• [Exercise instructions]:
Each line in the entries below that holds the string "pernas" is to be listed.

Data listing

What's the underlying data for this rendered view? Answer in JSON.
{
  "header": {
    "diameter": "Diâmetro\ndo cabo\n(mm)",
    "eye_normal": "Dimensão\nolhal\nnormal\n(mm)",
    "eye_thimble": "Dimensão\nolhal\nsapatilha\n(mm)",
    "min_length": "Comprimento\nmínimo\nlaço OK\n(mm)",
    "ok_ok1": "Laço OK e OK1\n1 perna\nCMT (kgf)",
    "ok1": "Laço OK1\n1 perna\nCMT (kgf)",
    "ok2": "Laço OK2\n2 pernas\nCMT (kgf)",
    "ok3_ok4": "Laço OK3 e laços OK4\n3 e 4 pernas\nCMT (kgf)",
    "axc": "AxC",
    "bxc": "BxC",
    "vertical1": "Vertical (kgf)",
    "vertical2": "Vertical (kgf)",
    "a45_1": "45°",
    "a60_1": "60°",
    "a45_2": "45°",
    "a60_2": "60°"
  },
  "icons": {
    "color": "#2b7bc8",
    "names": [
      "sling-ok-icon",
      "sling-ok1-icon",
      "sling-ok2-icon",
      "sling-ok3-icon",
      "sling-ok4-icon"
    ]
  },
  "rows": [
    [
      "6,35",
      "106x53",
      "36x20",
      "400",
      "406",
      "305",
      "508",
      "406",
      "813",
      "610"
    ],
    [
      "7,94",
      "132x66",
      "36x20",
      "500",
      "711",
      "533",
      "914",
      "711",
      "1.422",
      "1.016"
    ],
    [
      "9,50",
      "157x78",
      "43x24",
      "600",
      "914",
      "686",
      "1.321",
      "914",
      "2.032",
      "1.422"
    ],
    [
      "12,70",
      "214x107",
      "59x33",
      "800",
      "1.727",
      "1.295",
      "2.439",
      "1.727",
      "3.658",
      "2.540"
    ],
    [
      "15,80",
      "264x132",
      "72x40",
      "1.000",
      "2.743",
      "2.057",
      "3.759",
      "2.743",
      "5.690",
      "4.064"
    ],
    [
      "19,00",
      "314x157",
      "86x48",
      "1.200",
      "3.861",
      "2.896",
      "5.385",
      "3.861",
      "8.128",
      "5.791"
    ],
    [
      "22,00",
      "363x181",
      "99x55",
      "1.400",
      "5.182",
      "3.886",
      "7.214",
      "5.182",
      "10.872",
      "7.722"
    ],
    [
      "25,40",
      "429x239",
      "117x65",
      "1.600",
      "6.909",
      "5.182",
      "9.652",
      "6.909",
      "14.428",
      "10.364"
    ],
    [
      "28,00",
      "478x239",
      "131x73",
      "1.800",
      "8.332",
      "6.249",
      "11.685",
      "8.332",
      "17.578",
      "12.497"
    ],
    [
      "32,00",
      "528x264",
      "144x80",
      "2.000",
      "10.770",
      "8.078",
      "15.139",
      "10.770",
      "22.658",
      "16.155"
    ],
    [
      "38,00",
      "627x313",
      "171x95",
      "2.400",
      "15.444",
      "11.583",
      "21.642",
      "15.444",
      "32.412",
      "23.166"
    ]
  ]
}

• [Reply to the task]:
    "ok2": "Laço OK2\n2 pernas\nCMT (kgf)",
    "ok3_ok4": "Laço OK3 e laços OK4\n3 e 4 pernas\nCMT (kgf)",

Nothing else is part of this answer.